[RECORD LIST]
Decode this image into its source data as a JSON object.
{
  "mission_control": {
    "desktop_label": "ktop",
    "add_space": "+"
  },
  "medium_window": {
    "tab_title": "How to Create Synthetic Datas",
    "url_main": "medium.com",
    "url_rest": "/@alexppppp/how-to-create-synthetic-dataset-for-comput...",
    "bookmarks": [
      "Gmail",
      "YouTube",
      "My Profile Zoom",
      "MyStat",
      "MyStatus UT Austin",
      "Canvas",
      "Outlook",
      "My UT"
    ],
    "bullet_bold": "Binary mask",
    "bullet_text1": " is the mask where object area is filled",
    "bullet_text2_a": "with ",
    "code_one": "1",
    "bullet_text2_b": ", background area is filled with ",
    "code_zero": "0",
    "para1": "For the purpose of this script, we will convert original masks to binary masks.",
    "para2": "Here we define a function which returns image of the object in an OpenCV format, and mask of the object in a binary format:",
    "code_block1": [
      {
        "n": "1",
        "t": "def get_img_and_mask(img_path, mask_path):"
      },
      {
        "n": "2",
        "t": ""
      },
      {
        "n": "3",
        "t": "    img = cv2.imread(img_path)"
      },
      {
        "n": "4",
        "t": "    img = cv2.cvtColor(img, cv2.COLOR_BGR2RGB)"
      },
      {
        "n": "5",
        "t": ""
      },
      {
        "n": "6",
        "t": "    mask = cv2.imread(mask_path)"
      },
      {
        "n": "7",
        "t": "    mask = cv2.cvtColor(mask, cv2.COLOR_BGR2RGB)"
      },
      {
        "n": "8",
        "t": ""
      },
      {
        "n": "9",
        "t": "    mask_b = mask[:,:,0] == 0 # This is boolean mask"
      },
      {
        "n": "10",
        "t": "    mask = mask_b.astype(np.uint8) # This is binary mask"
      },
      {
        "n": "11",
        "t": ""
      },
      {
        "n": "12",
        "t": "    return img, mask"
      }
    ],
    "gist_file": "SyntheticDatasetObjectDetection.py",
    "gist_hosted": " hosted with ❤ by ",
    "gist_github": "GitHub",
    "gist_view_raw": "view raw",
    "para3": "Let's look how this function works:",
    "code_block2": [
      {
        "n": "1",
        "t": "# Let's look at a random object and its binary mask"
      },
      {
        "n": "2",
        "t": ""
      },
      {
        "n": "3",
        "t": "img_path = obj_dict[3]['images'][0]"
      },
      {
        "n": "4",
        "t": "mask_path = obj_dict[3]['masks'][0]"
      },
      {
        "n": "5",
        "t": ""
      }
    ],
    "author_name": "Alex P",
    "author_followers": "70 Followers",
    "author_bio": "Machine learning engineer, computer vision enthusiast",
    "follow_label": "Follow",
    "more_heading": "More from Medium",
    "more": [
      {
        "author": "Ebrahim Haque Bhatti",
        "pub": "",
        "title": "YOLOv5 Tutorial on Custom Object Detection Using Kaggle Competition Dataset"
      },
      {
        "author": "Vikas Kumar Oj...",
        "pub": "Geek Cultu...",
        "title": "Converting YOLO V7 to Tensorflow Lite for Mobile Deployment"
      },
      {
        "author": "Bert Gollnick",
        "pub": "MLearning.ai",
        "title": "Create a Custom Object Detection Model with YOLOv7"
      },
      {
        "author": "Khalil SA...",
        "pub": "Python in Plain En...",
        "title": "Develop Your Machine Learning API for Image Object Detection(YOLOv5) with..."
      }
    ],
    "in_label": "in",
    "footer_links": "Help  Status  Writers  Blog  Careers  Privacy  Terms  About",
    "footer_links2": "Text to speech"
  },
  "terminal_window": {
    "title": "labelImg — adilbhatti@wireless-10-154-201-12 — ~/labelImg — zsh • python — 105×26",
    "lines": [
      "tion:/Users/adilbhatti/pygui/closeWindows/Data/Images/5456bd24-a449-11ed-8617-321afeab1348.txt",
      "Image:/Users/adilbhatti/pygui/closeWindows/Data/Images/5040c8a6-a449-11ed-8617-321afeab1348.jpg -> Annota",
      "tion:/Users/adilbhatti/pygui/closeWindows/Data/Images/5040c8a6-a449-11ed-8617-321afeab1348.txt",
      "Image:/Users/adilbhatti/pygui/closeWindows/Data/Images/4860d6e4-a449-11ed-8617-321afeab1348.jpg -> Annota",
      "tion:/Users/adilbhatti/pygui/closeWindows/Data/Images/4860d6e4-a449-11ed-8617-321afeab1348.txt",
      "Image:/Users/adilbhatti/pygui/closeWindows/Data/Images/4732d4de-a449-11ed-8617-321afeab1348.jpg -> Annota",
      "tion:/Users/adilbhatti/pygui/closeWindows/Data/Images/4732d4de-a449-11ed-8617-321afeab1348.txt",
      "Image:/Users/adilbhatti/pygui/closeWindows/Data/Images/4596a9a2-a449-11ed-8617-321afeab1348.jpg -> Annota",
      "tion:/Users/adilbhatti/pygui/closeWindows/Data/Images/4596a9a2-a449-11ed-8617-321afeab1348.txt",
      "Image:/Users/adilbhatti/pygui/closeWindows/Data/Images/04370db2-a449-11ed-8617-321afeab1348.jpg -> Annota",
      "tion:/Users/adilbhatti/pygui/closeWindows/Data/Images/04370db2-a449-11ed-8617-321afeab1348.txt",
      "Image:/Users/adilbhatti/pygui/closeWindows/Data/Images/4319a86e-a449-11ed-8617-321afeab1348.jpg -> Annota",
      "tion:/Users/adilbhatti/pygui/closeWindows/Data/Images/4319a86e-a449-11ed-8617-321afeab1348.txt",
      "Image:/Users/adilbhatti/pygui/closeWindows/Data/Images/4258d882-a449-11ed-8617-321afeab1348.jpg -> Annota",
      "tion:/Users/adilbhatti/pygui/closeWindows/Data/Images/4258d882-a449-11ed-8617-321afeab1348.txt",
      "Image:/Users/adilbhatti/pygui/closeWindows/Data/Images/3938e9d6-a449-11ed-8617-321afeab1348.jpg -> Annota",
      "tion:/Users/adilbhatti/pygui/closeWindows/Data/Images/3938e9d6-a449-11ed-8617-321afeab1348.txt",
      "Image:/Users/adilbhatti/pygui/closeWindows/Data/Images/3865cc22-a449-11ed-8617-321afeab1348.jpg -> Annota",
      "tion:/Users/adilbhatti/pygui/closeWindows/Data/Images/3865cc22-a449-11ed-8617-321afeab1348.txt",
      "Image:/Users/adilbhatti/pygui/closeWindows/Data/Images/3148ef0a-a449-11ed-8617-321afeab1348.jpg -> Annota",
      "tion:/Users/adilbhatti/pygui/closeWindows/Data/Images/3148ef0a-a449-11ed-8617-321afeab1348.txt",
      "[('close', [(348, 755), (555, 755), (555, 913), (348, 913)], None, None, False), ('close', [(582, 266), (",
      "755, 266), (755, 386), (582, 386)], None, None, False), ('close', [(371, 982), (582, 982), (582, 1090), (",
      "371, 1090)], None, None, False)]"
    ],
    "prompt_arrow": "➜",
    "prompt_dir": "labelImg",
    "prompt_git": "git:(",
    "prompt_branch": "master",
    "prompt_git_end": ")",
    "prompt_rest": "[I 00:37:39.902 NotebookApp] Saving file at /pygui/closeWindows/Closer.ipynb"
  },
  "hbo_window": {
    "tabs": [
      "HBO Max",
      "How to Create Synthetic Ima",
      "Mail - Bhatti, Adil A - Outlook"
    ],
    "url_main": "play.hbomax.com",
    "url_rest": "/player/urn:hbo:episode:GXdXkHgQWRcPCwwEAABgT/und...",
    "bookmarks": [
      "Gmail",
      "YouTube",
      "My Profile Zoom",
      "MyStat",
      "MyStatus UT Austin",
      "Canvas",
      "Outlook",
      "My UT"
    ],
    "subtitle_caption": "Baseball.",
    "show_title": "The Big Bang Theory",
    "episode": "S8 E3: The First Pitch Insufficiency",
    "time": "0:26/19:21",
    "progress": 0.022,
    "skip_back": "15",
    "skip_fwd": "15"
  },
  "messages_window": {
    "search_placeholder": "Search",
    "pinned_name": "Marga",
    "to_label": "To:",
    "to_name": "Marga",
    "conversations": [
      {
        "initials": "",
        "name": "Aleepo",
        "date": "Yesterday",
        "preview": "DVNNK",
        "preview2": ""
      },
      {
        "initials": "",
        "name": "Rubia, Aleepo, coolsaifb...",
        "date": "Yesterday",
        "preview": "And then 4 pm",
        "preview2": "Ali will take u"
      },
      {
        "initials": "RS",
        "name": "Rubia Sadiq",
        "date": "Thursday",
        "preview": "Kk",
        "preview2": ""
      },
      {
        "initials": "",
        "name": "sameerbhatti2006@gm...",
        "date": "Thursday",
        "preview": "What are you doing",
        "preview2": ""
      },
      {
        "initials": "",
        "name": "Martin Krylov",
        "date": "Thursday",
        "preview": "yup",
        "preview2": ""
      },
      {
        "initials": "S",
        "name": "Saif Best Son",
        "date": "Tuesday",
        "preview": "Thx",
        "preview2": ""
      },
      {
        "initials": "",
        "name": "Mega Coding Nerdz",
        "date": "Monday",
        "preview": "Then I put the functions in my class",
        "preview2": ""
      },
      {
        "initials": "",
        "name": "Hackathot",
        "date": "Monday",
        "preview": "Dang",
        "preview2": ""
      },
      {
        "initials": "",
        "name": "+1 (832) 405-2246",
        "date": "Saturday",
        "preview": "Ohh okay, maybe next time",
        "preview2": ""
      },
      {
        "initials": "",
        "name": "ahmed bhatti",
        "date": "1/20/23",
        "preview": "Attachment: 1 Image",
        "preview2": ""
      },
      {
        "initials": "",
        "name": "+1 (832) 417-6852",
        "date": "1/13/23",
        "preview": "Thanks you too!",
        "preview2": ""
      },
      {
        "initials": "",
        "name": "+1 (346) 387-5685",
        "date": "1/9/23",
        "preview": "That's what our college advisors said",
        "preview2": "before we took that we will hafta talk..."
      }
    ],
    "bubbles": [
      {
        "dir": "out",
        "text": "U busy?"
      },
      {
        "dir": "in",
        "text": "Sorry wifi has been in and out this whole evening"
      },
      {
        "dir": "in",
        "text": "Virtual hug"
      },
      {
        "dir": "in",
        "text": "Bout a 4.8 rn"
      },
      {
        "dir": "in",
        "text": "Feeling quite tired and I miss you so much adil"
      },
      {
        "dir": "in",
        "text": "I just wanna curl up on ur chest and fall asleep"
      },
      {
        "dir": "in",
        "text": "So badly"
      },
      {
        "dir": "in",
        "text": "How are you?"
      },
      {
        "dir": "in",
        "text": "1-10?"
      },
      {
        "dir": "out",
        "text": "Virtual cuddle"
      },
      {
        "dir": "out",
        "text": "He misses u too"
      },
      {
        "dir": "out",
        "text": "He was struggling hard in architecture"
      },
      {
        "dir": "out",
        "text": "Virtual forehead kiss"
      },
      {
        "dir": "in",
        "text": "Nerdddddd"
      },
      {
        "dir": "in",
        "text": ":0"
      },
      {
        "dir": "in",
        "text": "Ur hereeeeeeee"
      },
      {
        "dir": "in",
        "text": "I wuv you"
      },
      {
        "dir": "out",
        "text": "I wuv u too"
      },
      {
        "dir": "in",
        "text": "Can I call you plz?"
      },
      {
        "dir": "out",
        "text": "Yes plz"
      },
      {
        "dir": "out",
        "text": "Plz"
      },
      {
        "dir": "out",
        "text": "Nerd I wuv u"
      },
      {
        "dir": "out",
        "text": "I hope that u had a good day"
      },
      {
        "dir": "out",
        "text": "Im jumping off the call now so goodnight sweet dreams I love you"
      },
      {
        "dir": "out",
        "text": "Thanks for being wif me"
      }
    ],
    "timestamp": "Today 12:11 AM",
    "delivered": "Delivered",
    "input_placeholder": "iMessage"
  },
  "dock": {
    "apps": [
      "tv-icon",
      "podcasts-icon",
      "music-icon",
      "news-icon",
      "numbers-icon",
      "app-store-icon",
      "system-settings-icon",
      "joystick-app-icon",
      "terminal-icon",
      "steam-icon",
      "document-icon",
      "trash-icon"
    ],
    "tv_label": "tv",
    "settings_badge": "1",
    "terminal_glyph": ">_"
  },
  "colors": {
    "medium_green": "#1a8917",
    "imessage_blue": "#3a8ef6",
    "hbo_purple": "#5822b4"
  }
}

[EXERCISE OBJECTIVE]
Check every line of the data above for the string "will", and copy those that have it.

[COMPLETE RESPONSE]
    "para1": "For the purpose of this script, we will convert original masks to binary masks.",
        "preview2": "Ali will take u"
        "preview2": "before we took that we will hafta talk..."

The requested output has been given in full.